==== Task input ====
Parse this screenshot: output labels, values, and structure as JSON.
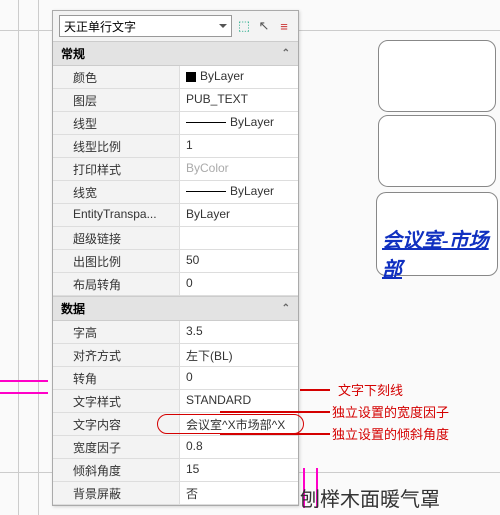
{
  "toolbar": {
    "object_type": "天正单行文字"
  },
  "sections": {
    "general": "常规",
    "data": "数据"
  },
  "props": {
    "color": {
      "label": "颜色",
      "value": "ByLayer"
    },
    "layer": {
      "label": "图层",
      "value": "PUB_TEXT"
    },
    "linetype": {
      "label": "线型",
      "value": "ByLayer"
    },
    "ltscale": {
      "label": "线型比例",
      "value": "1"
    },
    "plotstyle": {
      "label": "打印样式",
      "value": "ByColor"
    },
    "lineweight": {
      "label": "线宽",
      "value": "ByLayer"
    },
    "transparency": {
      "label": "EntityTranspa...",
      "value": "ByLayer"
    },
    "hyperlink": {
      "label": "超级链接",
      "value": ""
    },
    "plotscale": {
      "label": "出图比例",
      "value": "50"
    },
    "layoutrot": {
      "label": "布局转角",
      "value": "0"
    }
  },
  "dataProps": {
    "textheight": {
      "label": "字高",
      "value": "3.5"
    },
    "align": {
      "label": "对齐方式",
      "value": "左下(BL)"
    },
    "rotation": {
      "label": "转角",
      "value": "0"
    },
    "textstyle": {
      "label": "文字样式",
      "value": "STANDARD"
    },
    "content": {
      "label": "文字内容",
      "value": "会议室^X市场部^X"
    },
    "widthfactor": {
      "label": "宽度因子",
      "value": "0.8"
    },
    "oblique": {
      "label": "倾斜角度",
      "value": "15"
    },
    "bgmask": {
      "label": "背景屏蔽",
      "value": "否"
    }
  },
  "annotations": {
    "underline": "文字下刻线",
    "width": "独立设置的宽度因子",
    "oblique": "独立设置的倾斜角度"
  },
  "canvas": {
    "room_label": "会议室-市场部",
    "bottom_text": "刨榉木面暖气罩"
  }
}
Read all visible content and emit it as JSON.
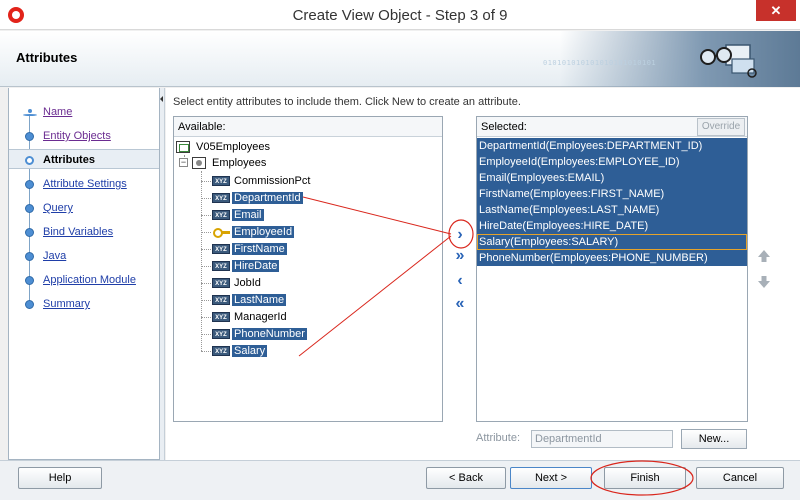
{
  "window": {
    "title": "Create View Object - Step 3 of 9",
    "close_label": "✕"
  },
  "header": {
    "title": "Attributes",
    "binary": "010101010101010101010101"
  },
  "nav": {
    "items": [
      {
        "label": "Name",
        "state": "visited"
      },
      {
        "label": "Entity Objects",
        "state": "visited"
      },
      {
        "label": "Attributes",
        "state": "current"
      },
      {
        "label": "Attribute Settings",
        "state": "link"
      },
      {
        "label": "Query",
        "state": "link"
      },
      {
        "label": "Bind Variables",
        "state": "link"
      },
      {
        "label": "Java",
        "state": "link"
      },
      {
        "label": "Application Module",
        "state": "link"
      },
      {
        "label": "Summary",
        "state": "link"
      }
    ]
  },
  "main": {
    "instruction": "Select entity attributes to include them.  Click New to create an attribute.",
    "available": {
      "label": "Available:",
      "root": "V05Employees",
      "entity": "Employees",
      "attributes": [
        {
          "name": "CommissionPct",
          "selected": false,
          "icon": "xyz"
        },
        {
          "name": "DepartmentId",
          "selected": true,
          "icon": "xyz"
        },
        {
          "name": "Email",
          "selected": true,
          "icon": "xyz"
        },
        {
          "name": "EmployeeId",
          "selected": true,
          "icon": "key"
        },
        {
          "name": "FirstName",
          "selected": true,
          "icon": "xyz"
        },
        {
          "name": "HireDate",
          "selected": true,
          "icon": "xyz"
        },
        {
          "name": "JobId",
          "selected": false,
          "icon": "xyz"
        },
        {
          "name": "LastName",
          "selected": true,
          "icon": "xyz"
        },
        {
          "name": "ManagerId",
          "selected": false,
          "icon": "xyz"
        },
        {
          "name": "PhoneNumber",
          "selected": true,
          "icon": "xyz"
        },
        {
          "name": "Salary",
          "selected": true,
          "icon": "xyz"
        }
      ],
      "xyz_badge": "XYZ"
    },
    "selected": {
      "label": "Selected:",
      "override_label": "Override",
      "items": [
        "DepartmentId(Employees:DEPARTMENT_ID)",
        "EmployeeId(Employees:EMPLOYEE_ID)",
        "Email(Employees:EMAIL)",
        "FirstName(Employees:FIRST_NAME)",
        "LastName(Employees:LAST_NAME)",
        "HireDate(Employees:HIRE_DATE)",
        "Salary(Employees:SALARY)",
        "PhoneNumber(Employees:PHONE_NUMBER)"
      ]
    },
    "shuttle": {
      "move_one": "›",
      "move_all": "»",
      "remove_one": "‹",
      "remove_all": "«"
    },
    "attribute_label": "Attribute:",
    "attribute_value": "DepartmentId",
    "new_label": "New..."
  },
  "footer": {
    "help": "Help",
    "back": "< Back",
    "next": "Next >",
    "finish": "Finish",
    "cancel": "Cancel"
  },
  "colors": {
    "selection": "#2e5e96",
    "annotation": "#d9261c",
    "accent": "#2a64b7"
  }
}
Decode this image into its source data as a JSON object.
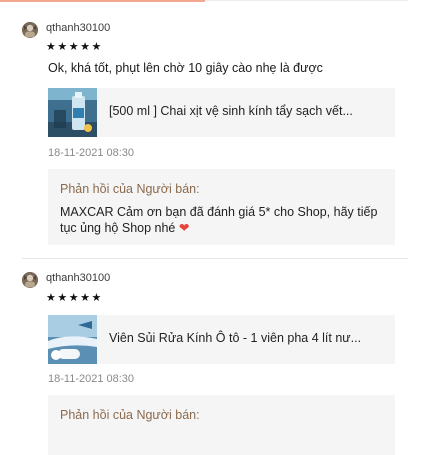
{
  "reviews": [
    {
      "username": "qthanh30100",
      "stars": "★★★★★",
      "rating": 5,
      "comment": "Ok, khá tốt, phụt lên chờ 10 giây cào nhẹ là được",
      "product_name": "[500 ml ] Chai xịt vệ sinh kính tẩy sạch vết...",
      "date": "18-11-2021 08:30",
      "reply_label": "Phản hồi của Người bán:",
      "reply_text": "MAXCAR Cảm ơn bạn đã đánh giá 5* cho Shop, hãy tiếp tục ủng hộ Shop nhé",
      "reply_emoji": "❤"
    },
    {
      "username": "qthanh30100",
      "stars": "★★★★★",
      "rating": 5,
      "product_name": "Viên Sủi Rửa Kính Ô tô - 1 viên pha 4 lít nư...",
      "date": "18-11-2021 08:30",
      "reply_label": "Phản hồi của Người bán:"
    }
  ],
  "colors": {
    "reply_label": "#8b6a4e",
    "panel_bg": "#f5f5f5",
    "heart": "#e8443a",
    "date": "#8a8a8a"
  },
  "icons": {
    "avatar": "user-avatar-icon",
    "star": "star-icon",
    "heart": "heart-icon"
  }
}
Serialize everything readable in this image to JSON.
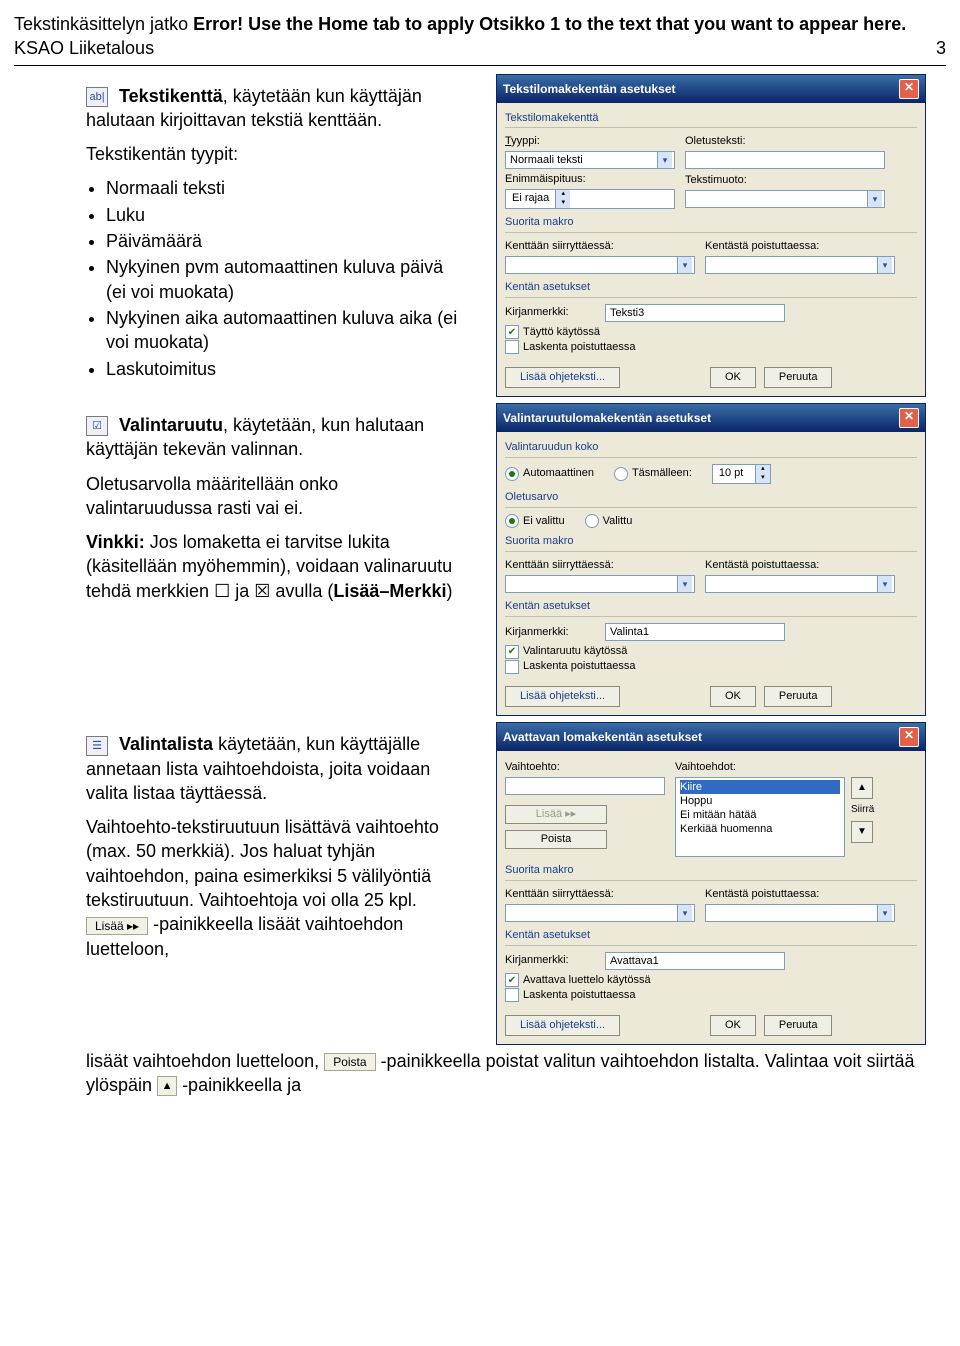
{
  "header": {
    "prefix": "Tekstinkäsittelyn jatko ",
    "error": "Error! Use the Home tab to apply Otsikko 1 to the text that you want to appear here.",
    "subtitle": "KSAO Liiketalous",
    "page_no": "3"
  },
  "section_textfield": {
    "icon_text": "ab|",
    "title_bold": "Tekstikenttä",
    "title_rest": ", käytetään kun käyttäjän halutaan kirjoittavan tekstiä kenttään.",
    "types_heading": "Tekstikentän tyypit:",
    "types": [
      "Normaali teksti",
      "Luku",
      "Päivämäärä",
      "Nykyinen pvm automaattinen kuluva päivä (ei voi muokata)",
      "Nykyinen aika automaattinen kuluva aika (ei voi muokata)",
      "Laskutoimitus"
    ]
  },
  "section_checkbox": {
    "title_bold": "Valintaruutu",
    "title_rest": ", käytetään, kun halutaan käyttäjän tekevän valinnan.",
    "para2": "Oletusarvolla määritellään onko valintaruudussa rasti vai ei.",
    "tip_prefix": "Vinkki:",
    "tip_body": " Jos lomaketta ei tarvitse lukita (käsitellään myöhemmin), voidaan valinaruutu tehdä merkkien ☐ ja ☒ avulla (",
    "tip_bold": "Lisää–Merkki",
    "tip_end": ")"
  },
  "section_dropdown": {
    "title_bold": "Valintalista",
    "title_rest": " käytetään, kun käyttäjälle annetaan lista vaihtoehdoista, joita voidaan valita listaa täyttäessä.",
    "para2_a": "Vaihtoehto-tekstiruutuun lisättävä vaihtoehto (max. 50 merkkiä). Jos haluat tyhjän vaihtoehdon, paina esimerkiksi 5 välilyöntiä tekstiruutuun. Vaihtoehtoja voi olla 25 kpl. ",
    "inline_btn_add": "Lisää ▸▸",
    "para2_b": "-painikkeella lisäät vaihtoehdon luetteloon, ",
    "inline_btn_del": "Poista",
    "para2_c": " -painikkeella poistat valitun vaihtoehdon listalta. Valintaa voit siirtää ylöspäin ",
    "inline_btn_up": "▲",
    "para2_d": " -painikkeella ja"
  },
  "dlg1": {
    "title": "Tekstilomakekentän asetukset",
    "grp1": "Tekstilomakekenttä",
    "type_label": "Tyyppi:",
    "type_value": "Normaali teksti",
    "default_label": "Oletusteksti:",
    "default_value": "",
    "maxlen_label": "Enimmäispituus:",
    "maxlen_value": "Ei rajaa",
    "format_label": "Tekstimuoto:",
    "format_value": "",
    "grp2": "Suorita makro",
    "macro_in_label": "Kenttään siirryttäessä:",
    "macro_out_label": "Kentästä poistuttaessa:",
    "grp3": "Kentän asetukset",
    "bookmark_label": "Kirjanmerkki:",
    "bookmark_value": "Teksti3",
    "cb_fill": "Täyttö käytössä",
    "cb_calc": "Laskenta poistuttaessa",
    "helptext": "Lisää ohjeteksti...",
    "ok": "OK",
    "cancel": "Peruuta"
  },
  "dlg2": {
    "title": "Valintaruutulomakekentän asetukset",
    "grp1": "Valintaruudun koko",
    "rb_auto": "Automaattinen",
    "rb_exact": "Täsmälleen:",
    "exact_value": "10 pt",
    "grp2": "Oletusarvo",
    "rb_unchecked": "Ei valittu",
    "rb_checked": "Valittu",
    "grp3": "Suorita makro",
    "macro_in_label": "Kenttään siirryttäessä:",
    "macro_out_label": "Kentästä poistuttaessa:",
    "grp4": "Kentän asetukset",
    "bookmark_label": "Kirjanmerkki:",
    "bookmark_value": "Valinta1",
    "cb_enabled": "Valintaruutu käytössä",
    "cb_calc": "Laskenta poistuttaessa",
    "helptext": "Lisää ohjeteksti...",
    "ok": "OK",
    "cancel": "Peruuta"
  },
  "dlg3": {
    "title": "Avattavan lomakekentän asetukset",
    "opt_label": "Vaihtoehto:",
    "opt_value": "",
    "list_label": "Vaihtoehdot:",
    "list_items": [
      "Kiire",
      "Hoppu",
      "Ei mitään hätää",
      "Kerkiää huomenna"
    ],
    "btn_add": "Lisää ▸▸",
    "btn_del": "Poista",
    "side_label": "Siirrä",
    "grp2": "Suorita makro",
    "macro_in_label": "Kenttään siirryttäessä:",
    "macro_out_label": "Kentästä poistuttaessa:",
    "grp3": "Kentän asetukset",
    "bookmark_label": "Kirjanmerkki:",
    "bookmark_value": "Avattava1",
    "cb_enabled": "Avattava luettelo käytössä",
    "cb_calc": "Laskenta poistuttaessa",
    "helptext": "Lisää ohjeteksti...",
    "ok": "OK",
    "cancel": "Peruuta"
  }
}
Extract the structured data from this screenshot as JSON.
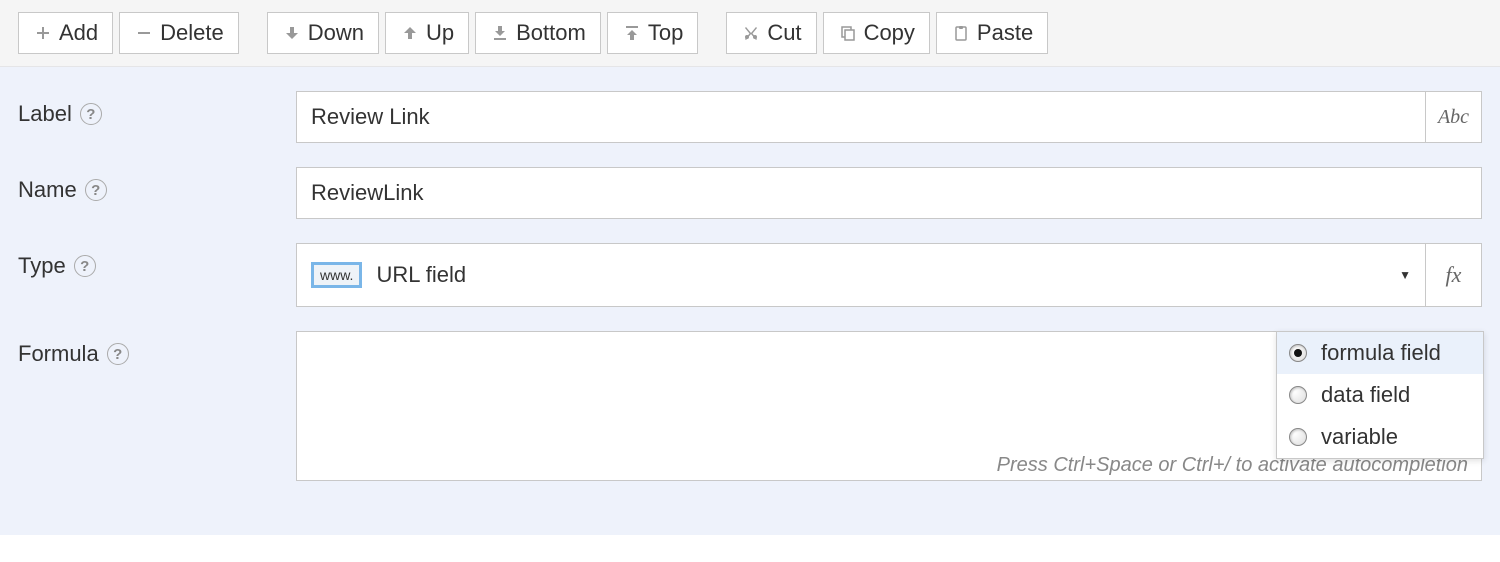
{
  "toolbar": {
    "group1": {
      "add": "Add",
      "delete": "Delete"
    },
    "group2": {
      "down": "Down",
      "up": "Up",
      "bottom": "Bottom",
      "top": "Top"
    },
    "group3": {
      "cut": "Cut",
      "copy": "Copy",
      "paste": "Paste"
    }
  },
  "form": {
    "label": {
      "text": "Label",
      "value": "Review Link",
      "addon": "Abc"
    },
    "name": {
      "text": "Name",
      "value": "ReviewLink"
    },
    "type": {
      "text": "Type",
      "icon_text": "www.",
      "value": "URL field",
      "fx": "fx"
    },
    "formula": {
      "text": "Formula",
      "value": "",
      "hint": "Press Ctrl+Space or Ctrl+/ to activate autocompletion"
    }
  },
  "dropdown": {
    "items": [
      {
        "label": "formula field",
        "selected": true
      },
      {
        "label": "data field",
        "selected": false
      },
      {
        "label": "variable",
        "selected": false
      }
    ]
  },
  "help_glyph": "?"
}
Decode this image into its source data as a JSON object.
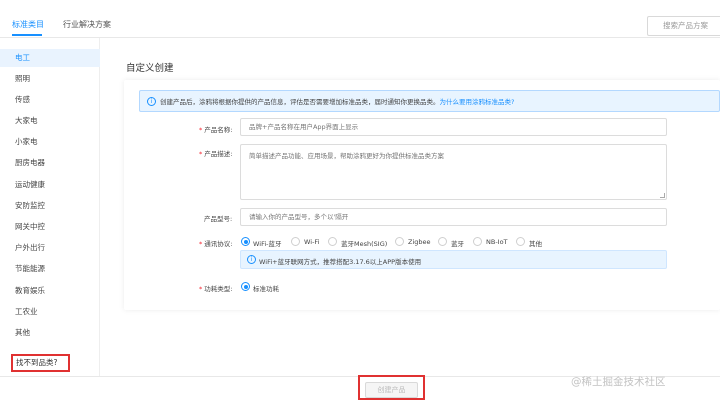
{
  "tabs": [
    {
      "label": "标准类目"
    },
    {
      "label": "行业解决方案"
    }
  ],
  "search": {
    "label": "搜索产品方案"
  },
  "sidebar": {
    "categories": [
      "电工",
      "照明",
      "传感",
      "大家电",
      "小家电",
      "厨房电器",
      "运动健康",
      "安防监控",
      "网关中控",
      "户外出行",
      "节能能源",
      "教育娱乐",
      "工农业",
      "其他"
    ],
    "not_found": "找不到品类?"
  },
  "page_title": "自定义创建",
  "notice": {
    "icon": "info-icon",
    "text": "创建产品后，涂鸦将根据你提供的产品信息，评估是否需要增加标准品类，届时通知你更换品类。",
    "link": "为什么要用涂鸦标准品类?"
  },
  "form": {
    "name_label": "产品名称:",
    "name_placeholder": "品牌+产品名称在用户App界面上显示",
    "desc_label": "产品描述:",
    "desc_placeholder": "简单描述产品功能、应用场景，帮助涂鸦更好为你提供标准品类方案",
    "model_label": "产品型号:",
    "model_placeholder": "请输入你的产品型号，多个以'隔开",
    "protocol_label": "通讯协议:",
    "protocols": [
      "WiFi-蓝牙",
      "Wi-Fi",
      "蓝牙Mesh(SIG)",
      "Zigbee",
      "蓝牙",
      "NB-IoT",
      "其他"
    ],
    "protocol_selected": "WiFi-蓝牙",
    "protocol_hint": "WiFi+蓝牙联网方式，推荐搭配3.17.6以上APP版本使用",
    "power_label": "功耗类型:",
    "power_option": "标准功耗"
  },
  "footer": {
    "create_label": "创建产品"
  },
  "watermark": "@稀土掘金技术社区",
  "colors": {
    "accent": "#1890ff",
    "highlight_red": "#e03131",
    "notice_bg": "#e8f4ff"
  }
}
====
▶ [Required task]
Extract each line holding the word "DepartmentId" from the records.

▶ [Task answer]
          "name": "DepartmentId",
        "DepartmentId(Employees:DEPARTMENT_ID)",
    "attribute_value": "DepartmentId",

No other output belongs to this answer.